◆ **Short exercise**: Restate the entries below word for word, omitting nothing.

[Collection entries]
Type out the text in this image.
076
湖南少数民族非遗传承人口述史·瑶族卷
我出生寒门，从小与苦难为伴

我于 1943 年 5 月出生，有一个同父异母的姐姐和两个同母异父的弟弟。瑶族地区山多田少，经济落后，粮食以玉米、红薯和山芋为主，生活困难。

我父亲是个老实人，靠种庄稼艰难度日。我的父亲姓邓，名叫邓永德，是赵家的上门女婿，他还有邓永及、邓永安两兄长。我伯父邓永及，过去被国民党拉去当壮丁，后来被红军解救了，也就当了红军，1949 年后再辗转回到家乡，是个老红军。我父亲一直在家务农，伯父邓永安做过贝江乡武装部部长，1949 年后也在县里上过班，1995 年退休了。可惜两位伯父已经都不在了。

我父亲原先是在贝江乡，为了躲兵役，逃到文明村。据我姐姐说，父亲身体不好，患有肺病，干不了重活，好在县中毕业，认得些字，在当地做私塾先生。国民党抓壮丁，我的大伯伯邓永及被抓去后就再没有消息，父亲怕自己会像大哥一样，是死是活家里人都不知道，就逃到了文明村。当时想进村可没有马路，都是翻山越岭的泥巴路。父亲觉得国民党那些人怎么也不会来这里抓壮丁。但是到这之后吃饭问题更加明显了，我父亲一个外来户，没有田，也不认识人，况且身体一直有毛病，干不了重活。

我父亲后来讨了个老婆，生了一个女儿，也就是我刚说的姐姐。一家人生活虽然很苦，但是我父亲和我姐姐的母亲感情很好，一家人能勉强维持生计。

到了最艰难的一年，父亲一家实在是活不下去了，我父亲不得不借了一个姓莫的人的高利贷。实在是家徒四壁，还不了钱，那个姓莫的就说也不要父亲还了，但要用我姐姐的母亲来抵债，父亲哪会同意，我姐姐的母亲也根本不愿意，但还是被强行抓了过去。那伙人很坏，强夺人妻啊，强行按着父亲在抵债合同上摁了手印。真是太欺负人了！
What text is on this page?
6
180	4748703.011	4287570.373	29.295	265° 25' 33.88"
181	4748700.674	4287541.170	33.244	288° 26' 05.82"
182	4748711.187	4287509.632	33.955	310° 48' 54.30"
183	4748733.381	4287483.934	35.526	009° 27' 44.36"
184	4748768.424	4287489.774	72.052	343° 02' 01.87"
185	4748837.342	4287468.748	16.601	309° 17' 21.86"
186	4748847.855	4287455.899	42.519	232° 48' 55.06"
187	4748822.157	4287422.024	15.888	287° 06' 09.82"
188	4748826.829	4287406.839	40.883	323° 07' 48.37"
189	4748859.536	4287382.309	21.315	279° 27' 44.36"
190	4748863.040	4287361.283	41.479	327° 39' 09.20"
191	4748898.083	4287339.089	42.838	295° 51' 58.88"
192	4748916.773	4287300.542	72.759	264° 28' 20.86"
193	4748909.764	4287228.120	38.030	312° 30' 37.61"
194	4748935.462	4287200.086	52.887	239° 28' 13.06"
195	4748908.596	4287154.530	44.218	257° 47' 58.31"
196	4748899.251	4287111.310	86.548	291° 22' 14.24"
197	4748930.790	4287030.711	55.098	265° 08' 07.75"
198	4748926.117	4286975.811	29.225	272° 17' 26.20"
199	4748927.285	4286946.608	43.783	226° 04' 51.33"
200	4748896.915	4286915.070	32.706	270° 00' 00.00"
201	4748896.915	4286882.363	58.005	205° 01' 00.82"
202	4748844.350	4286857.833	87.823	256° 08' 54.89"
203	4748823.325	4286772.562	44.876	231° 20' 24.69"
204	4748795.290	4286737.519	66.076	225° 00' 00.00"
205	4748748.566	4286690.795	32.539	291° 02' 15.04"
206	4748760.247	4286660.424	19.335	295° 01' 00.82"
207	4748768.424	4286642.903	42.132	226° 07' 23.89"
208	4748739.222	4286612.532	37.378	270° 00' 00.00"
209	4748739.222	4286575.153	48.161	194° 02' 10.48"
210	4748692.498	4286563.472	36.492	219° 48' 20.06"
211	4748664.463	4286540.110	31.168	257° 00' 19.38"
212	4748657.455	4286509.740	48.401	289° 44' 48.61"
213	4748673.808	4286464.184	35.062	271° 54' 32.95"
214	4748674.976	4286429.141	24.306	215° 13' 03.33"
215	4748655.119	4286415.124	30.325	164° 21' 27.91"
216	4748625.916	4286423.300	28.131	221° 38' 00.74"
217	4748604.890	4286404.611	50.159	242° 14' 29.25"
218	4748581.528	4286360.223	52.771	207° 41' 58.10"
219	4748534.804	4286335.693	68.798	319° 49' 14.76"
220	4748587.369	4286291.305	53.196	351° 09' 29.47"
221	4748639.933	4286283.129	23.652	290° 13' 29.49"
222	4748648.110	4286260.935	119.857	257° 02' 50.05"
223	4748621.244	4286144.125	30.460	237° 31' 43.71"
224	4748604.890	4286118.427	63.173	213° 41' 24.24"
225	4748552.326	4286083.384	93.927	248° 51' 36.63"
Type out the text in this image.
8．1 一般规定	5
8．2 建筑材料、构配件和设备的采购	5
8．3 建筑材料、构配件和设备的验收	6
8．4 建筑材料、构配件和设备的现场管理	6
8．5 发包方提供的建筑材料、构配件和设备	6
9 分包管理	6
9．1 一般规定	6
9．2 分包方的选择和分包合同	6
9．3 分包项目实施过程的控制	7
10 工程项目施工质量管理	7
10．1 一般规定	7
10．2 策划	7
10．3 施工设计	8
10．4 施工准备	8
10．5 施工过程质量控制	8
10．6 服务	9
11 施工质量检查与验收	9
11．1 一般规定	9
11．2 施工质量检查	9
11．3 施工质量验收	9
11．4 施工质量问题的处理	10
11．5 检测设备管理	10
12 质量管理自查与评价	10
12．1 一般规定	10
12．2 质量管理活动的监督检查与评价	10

◆ **Result of the exercise**:
Type out the text in this image.
076
湖南少数民族非遗传承人口述史·瑶族卷
我出生寒门，从小与苦难为伴

我于 1943 年 5 月出生，有一个同父异母的姐姐和两个同母异父的弟弟。瑶族地区山多田少，经济落后，粮食以玉米、红薯和山芋为主，生活困难。

我父亲是个老实人，靠种庄稼艰难度日。我的父亲姓邓，名叫邓永德，是赵家的上门女婿，他还有邓永及、邓永安两兄长。我伯父邓永及，过去被国民党拉去当壮丁，后来被红军解救了，也就当了红军，1949 年后再辗转回到家乡，是个老红军。我父亲一直在家务农，伯父邓永安做过贝江乡武装部部长，1949 年后也在县里上过班，1995 年退休了。可惜两位伯父已经都不在了。

我父亲原先是在贝江乡，为了躲兵役，逃到文明村。据我姐姐说，父亲身体不好，患有肺病，干不了重活，好在县中毕业，认得些字，在当地做私塾先生。国民党抓壮丁，我的大伯伯邓永及被抓去后就再没有消息，父亲怕自己会像大哥一样，是死是活家里人都不知道，就逃到了文明村。当时想进村可没有马路，都是翻山越岭的泥巴路。父亲觉得国民党那些人怎么也不会来这里抓壮丁。但是到这之后吃饭问题更加明显了，我父亲一个外来户，没有田，也不认识人，况且身体一直有毛病，干不了重活。

我父亲后来讨了个老婆，生了一个女儿，也就是我刚说的姐姐。一家人生活虽然很苦，但是我父亲和我姐姐的母亲感情很好，一家人能勉强维持生计。

到了最艰难的一年，父亲一家实在是活不下去了，我父亲不得不借了一个姓莫的人的高利贷。实在是家徒四壁，还不了钱，那个姓莫的就说也不要父亲还了，但要用我姐姐的母亲来抵债，父亲哪会同意，我姐姐的母亲也根本不愿意，但还是被强行抓了过去。那伙人很坏，强夺人妻啊，强行按着父亲在抵债合同上摁了手印。真是太欺负人了！
What text is on this page?
6
180	4748703.011	4287570.373	29.295	265° 25' 33.88"
181	4748700.674	4287541.170	33.244	288° 26' 05.82"
182	4748711.187	4287509.632	33.955	310° 48' 54.30"
183	4748733.381	4287483.934	35.526	009° 27' 44.36"
184	4748768.424	4287489.774	72.052	343° 02' 01.87"
185	4748837.342	4287468.748	16.601	309° 17' 21.86"
186	4748847.855	4287455.899	42.519	232° 48' 55.06"
187	4748822.157	4287422.024	15.888	287° 06' 09.82"
188	4748826.829	4287406.839	40.883	323° 07' 48.37"
189	4748859.536	4287382.309	21.315	279° 27' 44.36"
190	4748863.040	4287361.283	41.479	327° 39' 09.20"
191	4748898.083	4287339.089	42.838	295° 51' 58.88"
192	4748916.773	4287300.542	72.759	264° 28' 20.86"
193	4748909.764	4287228.120	38.030	312° 30' 37.61"
194	4748935.462	4287200.086	52.887	239° 28' 13.06"
195	4748908.596	4287154.530	44.218	257° 47' 58.31"
196	4748899.251	4287111.310	86.548	291° 22' 14.24"
197	4748930.790	4287030.711	55.098	265° 08' 07.75"
198	4748926.117	4286975.811	29.225	272° 17' 26.20"
199	4748927.285	4286946.608	43.783	226° 04' 51.33"
200	4748896.915	4286915.070	32.706	270° 00' 00.00"
201	4748896.915	4286882.363	58.005	205° 01' 00.82"
202	4748844.350	4286857.833	87.823	256° 08' 54.89"
203	4748823.325	4286772.562	44.876	231° 20' 24.69"
204	4748795.290	4286737.519	66.076	225° 00' 00.00"
205	4748748.566	4286690.795	32.539	291° 02' 15.04"
206	4748760.247	4286660.424	19.335	295° 01' 00.82"
207	4748768.424	4286642.903	42.132	226° 07' 23.89"
208	4748739.222	4286612.532	37.378	270° 00' 00.00"
209	4748739.222	4286575.153	48.161	194° 02' 10.48"
210	4748692.498	4286563.472	36.492	219° 48' 20.06"
211	4748664.463	4286540.110	31.168	257° 00' 19.38"
212	4748657.455	4286509.740	48.401	289° 44' 48.61"
213	4748673.808	4286464.184	35.062	271° 54' 32.95"
214	4748674.976	4286429.141	24.306	215° 13' 03.33"
215	4748655.119	4286415.124	30.325	164° 21' 27.91"
216	4748625.916	4286423.300	28.131	221° 38' 00.74"
217	4748604.890	4286404.611	50.159	242° 14' 29.25"
218	4748581.528	4286360.223	52.771	207° 41' 58.10"
219	4748534.804	4286335.693	68.798	319° 49' 14.76"
220	4748587.369	4286291.305	53.196	351° 09' 29.47"
221	4748639.933	4286283.129	23.652	290° 13' 29.49"
222	4748648.110	4286260.935	119.857	257° 02' 50.05"
223	4748621.244	4286144.125	30.460	237° 31' 43.71"
224	4748604.890	4286118.427	63.173	213° 41' 24.24"
225	4748552.326	4286083.384	93.927	248° 51' 36.63"
Type out the text in this image.
8．1 一般规定	5
8．2 建筑材料、构配件和设备的采购	5
8．3 建筑材料、构配件和设备的验收	6
8．4 建筑材料、构配件和设备的现场管理	6
8．5 发包方提供的建筑材料、构配件和设备	6
9 分包管理	6
9．1 一般规定	6
9．2 分包方的选择和分包合同	6
9．3 分包项目实施过程的控制	7
10 工程项目施工质量管理	7
10．1 一般规定	7
10．2 策划	7
10．3 施工设计	8
10．4 施工准备	8
10．5 施工过程质量控制	8
10．6 服务	9
11 施工质量检查与验收	9
11．1 一般规定	9
11．2 施工质量检查	9
11．3 施工质量验收	9
11．4 施工质量问题的处理	10
11．5 检测设备管理	10
12 质量管理自查与评价	10
12．1 一般规定	10
12．2 质量管理活动的监督检查与评价	10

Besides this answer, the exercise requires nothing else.